Stated goal: Below are entries. Pull out all lines containing "icon".

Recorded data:
+++
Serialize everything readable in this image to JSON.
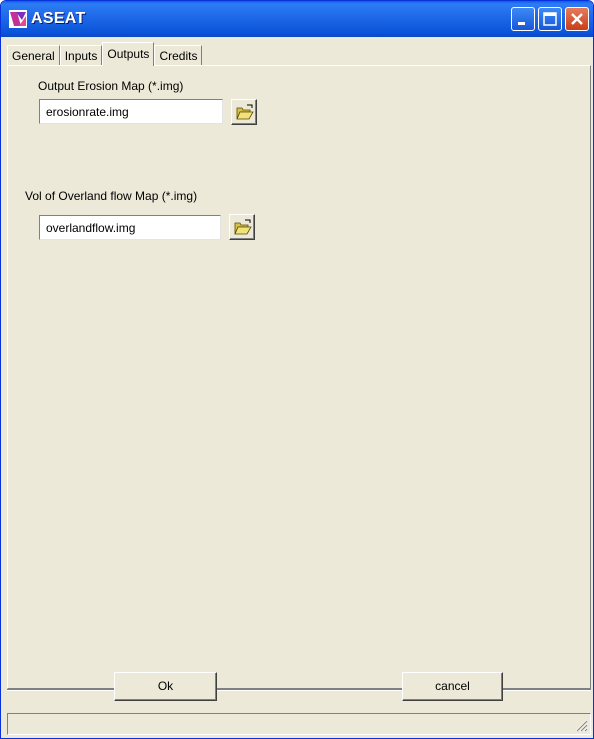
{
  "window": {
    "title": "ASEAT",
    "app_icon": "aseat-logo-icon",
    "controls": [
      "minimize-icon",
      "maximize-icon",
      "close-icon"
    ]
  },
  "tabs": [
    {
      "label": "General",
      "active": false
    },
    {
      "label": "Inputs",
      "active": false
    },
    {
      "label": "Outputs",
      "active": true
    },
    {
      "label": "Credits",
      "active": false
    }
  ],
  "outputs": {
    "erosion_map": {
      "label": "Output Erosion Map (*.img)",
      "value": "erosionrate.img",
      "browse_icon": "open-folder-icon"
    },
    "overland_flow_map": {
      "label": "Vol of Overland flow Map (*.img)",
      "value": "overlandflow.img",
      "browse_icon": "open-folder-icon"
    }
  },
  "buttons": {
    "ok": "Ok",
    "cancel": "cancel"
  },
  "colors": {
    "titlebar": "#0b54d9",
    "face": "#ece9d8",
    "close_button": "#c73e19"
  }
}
+++
Correct output:
    "app_icon": "aseat-logo-icon",
      "minimize-icon",
      "maximize-icon",
      "close-icon"
      "browse_icon": "open-folder-icon"
      "browse_icon": "open-folder-icon"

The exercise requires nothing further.